Given request:
Transcribe the entries below exactly.

Records:
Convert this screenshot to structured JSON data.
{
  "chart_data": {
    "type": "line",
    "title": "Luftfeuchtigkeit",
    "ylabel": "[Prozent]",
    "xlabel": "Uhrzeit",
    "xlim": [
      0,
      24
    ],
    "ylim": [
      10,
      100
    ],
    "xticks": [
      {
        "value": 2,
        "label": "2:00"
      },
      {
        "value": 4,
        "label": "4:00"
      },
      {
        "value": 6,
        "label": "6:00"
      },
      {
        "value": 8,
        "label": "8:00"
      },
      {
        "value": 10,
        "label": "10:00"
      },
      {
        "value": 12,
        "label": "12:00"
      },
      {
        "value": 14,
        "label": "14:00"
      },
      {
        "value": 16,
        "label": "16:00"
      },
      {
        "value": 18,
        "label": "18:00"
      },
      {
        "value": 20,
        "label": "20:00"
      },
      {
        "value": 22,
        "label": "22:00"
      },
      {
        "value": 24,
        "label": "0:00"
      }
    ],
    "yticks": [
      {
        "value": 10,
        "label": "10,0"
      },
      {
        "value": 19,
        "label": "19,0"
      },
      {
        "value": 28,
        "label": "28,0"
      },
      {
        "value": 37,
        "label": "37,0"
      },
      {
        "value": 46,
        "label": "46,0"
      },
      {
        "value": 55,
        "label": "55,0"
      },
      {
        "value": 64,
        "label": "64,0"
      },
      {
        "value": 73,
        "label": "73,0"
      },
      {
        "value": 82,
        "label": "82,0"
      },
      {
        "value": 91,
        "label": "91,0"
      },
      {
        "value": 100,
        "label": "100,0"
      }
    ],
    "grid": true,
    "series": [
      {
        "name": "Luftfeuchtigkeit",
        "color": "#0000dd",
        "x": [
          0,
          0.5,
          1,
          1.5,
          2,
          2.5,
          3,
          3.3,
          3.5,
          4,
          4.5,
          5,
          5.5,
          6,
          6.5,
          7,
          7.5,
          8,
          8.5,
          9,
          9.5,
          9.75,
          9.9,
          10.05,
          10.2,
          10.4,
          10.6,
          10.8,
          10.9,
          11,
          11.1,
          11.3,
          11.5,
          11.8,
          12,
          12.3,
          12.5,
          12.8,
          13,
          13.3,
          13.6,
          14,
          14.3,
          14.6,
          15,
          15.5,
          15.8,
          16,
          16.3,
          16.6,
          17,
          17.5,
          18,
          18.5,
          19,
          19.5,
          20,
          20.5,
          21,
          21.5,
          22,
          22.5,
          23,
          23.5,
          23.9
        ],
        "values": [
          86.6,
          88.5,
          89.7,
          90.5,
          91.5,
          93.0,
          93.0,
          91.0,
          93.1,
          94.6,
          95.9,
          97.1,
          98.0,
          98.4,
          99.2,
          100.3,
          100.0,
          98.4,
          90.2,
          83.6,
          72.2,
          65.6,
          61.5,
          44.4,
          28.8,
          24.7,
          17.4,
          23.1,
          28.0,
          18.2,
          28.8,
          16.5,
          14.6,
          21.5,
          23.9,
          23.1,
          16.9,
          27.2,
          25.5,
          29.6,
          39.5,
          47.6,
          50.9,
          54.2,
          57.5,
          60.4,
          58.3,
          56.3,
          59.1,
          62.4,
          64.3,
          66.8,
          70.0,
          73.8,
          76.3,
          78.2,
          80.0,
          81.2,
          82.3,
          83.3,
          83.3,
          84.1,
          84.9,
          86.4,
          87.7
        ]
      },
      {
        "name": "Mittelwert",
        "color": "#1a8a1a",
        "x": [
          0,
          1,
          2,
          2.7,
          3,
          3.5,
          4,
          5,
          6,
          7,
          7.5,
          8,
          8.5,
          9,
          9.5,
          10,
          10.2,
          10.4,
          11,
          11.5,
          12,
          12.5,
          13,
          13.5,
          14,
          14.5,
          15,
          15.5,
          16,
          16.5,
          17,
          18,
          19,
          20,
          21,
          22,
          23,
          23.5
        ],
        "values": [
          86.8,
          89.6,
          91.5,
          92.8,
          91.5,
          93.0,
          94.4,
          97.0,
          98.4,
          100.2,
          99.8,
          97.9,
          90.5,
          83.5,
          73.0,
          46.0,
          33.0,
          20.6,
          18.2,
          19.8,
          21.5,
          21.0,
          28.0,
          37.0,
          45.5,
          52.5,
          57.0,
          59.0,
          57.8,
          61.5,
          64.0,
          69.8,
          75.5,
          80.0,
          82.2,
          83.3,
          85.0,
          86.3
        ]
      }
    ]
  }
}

Final result:
Convert this screenshot to structured JSON data.
{
  "chart_data": {
    "type": "line",
    "title": "Luftfeuchtigkeit",
    "ylabel": "[Prozent]",
    "xlabel": "Uhrzeit",
    "xlim": [
      0,
      24
    ],
    "ylim": [
      10,
      100
    ],
    "xticks": [
      {
        "value": 2,
        "label": "2:00"
      },
      {
        "value": 4,
        "label": "4:00"
      },
      {
        "value": 6,
        "label": "6:00"
      },
      {
        "value": 8,
        "label": "8:00"
      },
      {
        "value": 10,
        "label": "10:00"
      },
      {
        "value": 12,
        "label": "12:00"
      },
      {
        "value": 14,
        "label": "14:00"
      },
      {
        "value": 16,
        "label": "16:00"
      },
      {
        "value": 18,
        "label": "18:00"
      },
      {
        "value": 20,
        "label": "20:00"
      },
      {
        "value": 22,
        "label": "22:00"
      },
      {
        "value": 24,
        "label": "0:00"
      }
    ],
    "yticks": [
      {
        "value": 10,
        "label": "10,0"
      },
      {
        "value": 19,
        "label": "19,0"
      },
      {
        "value": 28,
        "label": "28,0"
      },
      {
        "value": 37,
        "label": "37,0"
      },
      {
        "value": 46,
        "label": "46,0"
      },
      {
        "value": 55,
        "label": "55,0"
      },
      {
        "value": 64,
        "label": "64,0"
      },
      {
        "value": 73,
        "label": "73,0"
      },
      {
        "value": 82,
        "label": "82,0"
      },
      {
        "value": 91,
        "label": "91,0"
      },
      {
        "value": 100,
        "label": "100,0"
      }
    ],
    "grid": true,
    "series": [
      {
        "name": "Luftfeuchtigkeit",
        "color": "#0000dd",
        "x": [
          0,
          0.5,
          1,
          1.5,
          2,
          2.5,
          3,
          3.3,
          3.5,
          4,
          4.5,
          5,
          5.5,
          6,
          6.5,
          7,
          7.5,
          8,
          8.5,
          9,
          9.5,
          9.75,
          9.9,
          10.05,
          10.2,
          10.4,
          10.6,
          10.8,
          10.9,
          11,
          11.1,
          11.3,
          11.5,
          11.8,
          12,
          12.3,
          12.5,
          12.8,
          13,
          13.3,
          13.6,
          14,
          14.3,
          14.6,
          15,
          15.5,
          15.8,
          16,
          16.3,
          16.6,
          17,
          17.5,
          18,
          18.5,
          19,
          19.5,
          20,
          20.5,
          21,
          21.5,
          22,
          22.5,
          23,
          23.5,
          23.9
        ],
        "values": [
          86.6,
          88.5,
          89.7,
          90.5,
          91.5,
          93.0,
          93.0,
          91.0,
          93.1,
          94.6,
          95.9,
          97.1,
          98.0,
          98.4,
          99.2,
          100.3,
          100.0,
          98.4,
          90.2,
          83.6,
          72.2,
          65.6,
          61.5,
          44.4,
          28.8,
          24.7,
          17.4,
          23.1,
          28.0,
          18.2,
          28.8,
          16.5,
          14.6,
          21.5,
          23.9,
          23.1,
          16.9,
          27.2,
          25.5,
          29.6,
          39.5,
          47.6,
          50.9,
          54.2,
          57.5,
          60.4,
          58.3,
          56.3,
          59.1,
          62.4,
          64.3,
          66.8,
          70.0,
          73.8,
          76.3,
          78.2,
          80.0,
          81.2,
          82.3,
          83.3,
          83.3,
          84.1,
          84.9,
          86.4,
          87.7
        ]
      },
      {
        "name": "Mittelwert",
        "color": "#1a8a1a",
        "x": [
          0,
          1,
          2,
          2.7,
          3,
          3.5,
          4,
          5,
          6,
          7,
          7.5,
          8,
          8.5,
          9,
          9.5,
          10,
          10.2,
          10.4,
          11,
          11.5,
          12,
          12.5,
          13,
          13.5,
          14,
          14.5,
          15,
          15.5,
          16,
          16.5,
          17,
          18,
          19,
          20,
          21,
          22,
          23,
          23.5
        ],
        "values": [
          86.8,
          89.6,
          91.5,
          92.8,
          91.5,
          93.0,
          94.4,
          97.0,
          98.4,
          100.2,
          99.8,
          97.9,
          90.5,
          83.5,
          73.0,
          46.0,
          33.0,
          20.6,
          18.2,
          19.8,
          21.5,
          21.0,
          28.0,
          37.0,
          45.5,
          52.5,
          57.0,
          59.0,
          57.8,
          61.5,
          64.0,
          69.8,
          75.5,
          80.0,
          82.2,
          83.3,
          85.0,
          86.3
        ]
      }
    ]
  }
}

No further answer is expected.